(Collected data)
Start

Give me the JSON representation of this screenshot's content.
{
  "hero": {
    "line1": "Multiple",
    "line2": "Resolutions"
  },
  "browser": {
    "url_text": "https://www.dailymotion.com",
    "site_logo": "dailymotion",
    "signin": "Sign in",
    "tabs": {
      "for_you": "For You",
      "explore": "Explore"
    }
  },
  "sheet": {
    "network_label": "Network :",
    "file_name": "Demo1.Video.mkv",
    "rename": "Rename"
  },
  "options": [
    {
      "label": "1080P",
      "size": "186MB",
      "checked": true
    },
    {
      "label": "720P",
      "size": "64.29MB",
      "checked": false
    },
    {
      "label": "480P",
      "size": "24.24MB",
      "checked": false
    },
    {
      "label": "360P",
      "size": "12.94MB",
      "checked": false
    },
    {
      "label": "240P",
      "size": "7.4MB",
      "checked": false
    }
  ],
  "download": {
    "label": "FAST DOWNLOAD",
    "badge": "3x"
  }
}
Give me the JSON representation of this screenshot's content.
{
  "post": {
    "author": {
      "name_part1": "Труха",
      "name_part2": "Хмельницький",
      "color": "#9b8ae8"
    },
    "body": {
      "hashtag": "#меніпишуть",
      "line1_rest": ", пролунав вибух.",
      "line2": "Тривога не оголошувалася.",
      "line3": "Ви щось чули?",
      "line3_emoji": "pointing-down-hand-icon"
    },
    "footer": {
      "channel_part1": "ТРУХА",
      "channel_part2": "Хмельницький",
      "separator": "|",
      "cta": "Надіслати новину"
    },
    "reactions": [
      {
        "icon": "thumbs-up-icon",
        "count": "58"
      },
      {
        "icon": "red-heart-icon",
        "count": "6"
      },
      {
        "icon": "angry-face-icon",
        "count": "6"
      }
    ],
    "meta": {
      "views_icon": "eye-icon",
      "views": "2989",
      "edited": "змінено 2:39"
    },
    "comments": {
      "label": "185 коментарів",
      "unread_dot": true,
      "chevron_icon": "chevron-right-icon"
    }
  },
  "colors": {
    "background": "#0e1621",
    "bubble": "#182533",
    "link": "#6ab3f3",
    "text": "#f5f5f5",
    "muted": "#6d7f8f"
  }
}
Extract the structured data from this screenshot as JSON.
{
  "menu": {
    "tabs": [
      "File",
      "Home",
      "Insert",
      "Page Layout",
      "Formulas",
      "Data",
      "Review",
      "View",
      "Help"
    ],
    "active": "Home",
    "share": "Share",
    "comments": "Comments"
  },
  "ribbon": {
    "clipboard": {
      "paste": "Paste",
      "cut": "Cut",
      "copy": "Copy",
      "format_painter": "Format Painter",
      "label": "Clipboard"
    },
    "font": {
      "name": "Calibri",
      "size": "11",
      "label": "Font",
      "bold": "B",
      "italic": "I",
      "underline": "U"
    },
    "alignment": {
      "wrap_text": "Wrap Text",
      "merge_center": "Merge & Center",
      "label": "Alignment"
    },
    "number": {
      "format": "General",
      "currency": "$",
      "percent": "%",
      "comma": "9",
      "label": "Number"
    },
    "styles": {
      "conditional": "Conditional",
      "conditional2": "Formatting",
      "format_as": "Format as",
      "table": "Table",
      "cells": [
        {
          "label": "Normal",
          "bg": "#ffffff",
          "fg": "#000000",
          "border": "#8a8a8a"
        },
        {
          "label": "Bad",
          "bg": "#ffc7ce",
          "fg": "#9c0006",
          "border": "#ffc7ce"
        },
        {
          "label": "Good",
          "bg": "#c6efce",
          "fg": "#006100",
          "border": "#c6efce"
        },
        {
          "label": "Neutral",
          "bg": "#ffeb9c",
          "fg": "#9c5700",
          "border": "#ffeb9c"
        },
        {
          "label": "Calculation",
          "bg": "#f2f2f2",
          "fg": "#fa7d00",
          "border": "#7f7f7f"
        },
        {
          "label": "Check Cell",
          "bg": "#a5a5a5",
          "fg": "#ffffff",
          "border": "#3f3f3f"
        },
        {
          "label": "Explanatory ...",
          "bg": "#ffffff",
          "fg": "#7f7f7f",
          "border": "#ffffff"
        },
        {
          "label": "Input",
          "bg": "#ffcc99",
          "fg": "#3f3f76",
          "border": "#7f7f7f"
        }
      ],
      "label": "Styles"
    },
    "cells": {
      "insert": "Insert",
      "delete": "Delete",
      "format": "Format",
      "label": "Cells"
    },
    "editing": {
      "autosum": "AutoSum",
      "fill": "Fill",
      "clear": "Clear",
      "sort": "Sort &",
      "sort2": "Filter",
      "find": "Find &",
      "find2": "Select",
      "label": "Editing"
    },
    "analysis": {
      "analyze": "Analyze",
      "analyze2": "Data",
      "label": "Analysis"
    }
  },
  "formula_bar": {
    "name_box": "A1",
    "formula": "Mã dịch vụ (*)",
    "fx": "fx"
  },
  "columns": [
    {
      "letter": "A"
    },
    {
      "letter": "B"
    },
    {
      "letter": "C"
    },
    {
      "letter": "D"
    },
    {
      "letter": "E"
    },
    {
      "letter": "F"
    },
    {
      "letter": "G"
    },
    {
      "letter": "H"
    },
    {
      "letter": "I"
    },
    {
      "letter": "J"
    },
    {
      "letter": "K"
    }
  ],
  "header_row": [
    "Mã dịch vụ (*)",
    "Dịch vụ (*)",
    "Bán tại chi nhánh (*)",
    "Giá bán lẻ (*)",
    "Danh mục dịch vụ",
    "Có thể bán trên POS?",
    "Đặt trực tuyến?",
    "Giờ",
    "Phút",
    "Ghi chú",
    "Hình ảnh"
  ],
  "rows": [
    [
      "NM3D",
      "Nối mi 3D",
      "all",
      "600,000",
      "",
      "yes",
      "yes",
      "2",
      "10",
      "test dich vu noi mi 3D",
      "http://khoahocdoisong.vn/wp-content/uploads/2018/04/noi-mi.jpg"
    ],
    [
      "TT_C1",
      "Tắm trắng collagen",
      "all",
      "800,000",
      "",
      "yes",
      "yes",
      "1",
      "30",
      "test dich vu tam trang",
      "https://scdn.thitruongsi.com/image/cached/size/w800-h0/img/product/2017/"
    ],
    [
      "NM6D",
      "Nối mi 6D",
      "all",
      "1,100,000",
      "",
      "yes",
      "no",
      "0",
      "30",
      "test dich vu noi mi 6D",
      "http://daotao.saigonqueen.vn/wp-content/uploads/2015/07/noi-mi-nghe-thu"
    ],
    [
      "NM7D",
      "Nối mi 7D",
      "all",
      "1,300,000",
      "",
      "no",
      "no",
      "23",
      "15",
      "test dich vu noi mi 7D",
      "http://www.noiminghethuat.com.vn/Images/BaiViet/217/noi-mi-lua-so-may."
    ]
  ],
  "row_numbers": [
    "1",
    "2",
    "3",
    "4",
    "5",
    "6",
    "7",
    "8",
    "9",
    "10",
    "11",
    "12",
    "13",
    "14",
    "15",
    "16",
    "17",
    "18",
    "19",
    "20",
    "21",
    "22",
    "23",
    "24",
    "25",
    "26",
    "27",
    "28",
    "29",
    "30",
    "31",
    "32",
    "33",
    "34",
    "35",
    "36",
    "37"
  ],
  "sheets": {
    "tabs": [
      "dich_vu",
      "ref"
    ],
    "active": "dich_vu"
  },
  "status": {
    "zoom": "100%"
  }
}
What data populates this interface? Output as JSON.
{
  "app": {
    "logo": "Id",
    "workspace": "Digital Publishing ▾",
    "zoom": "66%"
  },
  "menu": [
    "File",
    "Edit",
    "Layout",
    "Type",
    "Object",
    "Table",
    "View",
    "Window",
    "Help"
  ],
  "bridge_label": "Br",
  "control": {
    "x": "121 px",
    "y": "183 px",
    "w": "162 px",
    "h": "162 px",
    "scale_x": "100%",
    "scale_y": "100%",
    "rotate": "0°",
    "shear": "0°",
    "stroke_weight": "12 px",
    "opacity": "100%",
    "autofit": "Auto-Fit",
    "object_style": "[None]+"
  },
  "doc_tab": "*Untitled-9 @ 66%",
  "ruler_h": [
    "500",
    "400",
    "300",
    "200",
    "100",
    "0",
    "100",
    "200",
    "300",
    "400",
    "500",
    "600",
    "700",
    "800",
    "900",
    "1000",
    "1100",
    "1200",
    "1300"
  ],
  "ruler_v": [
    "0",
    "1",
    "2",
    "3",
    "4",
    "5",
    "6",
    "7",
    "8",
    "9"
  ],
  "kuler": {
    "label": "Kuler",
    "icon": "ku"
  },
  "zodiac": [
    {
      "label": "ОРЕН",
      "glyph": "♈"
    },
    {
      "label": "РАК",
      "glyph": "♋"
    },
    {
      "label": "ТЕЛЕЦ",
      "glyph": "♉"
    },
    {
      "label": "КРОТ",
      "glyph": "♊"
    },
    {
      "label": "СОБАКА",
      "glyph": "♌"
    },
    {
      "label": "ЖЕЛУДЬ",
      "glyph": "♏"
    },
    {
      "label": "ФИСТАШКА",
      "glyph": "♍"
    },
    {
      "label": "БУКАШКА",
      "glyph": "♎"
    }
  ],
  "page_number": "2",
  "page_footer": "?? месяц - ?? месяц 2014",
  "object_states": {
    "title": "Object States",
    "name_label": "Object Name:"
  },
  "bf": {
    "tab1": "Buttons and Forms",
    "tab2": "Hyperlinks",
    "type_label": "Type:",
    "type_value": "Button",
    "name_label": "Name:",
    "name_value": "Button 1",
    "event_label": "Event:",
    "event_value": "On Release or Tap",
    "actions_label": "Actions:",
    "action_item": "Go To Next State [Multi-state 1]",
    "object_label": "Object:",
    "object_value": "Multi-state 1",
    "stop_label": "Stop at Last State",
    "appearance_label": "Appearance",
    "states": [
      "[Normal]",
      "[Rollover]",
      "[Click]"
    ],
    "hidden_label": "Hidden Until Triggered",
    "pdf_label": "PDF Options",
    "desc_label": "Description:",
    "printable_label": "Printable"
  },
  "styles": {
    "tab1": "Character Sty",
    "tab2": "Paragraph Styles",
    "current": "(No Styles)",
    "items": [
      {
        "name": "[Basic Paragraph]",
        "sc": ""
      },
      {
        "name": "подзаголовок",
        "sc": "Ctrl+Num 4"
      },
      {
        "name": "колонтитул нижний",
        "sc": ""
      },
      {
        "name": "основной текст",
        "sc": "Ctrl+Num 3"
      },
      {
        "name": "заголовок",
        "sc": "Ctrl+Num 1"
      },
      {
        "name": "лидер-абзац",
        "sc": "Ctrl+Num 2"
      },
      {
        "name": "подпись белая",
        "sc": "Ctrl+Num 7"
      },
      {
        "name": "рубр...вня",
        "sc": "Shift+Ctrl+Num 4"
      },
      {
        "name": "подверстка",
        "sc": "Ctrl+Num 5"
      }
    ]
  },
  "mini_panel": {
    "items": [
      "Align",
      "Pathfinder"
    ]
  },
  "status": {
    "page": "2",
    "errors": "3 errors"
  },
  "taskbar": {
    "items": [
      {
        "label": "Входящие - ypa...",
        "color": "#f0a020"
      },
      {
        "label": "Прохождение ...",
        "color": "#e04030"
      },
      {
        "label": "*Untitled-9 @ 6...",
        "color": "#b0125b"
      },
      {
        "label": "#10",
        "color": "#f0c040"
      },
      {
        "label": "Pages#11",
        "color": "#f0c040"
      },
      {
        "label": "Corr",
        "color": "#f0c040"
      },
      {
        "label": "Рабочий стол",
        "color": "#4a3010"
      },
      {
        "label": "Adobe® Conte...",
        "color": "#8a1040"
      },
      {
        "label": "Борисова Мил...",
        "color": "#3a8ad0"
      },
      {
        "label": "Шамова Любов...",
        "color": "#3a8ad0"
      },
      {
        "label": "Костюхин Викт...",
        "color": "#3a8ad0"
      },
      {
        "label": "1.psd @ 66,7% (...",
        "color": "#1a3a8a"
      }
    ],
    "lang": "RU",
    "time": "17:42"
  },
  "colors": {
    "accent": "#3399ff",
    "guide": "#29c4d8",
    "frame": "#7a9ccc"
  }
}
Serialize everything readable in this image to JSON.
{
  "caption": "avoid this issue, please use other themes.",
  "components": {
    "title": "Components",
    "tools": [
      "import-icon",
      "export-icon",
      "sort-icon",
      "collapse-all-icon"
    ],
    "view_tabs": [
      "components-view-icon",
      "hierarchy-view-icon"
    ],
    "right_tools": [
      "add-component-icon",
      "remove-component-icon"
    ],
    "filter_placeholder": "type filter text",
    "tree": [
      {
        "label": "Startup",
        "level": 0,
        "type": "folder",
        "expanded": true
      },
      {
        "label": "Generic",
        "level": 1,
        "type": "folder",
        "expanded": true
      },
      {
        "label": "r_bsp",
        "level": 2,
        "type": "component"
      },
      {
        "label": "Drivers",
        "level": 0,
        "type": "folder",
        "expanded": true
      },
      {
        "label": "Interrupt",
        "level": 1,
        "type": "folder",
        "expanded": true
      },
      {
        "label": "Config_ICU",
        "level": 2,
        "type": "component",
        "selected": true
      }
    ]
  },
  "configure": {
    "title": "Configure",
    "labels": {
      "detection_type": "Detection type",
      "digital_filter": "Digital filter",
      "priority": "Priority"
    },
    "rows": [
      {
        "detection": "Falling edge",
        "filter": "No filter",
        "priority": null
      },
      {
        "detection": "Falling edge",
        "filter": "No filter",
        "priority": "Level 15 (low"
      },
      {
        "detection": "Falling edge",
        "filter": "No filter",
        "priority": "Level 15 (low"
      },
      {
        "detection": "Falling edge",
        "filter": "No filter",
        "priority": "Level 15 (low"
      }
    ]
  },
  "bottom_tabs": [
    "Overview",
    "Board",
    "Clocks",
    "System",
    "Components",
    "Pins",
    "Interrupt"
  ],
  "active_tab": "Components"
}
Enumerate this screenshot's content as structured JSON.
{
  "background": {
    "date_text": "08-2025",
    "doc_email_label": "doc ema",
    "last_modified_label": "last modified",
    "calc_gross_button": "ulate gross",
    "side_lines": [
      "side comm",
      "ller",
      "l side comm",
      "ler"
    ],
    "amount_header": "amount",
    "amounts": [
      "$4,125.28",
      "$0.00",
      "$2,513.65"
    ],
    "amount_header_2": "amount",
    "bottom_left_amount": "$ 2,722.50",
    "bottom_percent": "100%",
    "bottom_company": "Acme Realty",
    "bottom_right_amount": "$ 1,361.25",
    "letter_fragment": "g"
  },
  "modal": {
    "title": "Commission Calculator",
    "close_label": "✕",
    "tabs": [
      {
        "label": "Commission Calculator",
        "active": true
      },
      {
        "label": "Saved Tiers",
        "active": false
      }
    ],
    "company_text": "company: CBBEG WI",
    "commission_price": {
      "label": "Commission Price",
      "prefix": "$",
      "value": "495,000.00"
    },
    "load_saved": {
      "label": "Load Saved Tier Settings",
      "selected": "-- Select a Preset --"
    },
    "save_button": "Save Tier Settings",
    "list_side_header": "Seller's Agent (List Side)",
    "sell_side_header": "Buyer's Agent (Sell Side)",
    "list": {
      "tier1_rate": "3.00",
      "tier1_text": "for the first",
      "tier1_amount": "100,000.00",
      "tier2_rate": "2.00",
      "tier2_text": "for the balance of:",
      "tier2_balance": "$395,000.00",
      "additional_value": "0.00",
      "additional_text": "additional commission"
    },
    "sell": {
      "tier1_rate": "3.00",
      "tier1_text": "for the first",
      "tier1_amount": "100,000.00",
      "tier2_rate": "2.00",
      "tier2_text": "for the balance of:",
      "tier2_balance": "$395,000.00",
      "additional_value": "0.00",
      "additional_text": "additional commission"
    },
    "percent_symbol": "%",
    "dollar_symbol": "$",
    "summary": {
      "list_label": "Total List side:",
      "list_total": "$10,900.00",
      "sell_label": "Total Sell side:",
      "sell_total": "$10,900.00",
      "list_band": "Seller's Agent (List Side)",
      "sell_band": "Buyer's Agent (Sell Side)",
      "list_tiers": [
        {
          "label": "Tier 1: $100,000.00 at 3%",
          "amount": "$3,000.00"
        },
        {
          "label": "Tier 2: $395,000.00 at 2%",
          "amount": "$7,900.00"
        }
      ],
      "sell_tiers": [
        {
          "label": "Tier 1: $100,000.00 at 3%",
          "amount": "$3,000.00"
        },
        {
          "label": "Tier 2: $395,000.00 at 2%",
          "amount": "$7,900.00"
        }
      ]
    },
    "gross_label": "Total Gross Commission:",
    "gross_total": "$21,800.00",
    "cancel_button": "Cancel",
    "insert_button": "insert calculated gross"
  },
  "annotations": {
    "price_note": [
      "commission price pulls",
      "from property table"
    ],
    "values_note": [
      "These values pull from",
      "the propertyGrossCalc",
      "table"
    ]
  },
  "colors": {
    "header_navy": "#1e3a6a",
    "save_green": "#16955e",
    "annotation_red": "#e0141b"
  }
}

End

*Task objective:*
Write out every line of the data that holds the word "from".

*Exercise response:*
Extract the structured data from this screenshot as JSON.
      "from property table"
      "These values pull from",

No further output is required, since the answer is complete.